> _Exercise task_:
Lines containing the string "data" are to be counted; report only how many there are.
+++ Stored rows
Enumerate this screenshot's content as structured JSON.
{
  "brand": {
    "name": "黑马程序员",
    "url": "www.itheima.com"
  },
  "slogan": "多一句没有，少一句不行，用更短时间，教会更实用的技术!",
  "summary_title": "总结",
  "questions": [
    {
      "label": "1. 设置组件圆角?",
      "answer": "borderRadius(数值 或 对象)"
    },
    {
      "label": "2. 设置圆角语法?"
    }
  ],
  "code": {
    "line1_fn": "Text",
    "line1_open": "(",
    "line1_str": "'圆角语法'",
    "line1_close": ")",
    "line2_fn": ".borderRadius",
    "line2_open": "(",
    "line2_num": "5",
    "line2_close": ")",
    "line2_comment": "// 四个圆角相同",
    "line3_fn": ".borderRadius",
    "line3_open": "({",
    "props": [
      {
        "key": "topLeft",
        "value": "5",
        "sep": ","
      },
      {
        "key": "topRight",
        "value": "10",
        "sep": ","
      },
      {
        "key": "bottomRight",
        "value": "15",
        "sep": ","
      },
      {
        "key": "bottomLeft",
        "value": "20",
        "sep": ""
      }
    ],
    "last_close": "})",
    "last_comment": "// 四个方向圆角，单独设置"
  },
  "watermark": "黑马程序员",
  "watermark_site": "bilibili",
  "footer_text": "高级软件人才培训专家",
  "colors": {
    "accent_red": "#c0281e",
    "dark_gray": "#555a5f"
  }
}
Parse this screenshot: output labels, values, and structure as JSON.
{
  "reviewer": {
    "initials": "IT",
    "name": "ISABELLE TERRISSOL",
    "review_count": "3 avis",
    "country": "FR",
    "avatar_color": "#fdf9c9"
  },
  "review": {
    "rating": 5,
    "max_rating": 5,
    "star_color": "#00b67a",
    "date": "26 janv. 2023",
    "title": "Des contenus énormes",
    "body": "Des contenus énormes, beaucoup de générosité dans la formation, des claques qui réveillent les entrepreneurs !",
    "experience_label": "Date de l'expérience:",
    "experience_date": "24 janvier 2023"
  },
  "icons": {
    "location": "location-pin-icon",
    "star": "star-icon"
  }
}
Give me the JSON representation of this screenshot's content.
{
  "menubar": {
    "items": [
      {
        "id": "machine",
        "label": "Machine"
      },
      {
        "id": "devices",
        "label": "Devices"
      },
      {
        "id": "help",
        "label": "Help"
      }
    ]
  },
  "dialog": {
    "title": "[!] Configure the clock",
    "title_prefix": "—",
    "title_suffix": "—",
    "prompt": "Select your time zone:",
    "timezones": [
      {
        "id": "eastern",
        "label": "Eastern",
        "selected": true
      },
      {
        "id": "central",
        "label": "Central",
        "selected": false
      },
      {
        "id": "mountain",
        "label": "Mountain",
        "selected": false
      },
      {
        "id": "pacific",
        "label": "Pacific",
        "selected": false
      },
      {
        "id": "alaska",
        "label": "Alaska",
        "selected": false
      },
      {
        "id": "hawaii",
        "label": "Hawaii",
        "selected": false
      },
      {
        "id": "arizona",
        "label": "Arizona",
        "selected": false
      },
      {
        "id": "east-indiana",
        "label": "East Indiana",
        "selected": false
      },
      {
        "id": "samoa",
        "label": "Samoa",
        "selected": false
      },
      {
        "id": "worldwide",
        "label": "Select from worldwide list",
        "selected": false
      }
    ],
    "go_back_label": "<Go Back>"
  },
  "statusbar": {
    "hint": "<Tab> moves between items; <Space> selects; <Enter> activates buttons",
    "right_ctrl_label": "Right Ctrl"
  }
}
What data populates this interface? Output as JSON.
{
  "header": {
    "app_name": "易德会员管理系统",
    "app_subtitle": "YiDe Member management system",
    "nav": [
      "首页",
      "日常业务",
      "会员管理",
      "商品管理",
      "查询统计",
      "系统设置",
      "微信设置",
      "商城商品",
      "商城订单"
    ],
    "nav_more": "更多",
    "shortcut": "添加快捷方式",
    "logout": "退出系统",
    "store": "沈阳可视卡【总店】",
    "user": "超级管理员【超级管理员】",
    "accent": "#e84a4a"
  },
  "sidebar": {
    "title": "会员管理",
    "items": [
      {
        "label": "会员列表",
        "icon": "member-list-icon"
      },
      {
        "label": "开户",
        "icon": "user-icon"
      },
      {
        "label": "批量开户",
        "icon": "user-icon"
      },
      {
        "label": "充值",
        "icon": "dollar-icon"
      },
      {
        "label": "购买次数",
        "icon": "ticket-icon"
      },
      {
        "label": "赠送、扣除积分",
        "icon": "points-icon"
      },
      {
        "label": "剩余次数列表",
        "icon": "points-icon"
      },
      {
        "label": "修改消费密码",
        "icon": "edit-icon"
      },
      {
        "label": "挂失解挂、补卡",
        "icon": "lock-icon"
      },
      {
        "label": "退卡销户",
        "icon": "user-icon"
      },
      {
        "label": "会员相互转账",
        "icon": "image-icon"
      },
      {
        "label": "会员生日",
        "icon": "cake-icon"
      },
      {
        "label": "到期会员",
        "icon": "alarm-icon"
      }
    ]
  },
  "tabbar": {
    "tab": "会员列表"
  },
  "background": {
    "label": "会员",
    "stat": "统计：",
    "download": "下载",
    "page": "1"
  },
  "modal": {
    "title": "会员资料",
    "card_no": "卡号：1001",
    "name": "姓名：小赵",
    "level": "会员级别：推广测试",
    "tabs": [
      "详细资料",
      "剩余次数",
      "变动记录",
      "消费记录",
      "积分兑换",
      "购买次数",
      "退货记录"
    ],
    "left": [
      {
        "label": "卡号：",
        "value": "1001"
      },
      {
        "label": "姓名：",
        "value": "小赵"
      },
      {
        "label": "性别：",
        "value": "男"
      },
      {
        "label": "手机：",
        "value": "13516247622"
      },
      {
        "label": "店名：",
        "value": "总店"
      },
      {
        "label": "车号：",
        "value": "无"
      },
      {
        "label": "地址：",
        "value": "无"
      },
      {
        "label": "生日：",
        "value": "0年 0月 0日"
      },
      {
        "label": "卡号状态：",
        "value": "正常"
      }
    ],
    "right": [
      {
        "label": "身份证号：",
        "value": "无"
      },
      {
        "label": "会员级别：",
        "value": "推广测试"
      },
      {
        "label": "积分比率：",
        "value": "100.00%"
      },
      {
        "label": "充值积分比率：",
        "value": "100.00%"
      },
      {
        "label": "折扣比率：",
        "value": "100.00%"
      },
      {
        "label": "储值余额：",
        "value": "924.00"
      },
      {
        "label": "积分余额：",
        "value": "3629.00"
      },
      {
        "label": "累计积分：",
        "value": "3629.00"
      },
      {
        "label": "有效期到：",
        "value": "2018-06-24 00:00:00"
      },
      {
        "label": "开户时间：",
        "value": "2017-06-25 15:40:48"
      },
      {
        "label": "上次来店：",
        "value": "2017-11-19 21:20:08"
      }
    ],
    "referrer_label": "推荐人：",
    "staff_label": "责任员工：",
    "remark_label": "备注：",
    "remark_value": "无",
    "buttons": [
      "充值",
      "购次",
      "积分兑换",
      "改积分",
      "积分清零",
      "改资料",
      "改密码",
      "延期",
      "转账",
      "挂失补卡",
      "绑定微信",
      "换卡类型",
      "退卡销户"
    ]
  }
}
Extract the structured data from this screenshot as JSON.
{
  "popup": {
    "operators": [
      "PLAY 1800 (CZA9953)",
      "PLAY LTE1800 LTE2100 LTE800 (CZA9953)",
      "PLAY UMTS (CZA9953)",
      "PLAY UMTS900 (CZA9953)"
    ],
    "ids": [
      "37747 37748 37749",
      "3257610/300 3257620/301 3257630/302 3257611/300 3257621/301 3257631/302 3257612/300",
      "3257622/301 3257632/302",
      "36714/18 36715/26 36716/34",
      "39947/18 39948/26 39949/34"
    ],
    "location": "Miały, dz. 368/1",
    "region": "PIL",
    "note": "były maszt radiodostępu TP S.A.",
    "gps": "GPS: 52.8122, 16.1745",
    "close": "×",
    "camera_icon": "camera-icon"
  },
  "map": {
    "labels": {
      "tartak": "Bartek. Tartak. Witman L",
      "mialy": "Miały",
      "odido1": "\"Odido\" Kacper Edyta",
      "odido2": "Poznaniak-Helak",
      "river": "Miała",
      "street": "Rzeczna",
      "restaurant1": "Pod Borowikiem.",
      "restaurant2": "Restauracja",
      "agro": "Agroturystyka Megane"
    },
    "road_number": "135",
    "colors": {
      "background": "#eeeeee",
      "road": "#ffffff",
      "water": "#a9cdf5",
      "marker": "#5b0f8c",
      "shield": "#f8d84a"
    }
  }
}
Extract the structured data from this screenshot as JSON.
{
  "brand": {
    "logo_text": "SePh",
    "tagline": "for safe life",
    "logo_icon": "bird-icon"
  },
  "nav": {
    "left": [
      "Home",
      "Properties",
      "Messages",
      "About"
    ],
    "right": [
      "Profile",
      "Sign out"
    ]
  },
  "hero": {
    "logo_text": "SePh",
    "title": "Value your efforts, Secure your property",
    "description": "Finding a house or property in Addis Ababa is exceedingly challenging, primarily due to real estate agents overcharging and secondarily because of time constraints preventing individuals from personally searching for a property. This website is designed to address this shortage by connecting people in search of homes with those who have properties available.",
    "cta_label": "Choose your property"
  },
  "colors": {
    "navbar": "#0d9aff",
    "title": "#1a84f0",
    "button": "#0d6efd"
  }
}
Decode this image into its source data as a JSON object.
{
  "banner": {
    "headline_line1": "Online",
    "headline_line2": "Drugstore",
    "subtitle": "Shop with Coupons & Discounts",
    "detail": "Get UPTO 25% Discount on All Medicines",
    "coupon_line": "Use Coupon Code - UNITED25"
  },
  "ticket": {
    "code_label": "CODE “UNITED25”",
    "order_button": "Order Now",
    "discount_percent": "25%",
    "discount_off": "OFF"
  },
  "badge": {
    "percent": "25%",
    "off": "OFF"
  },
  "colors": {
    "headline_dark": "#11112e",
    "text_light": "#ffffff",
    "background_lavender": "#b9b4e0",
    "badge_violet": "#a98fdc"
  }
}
++++++
> _Exercise answer_:
4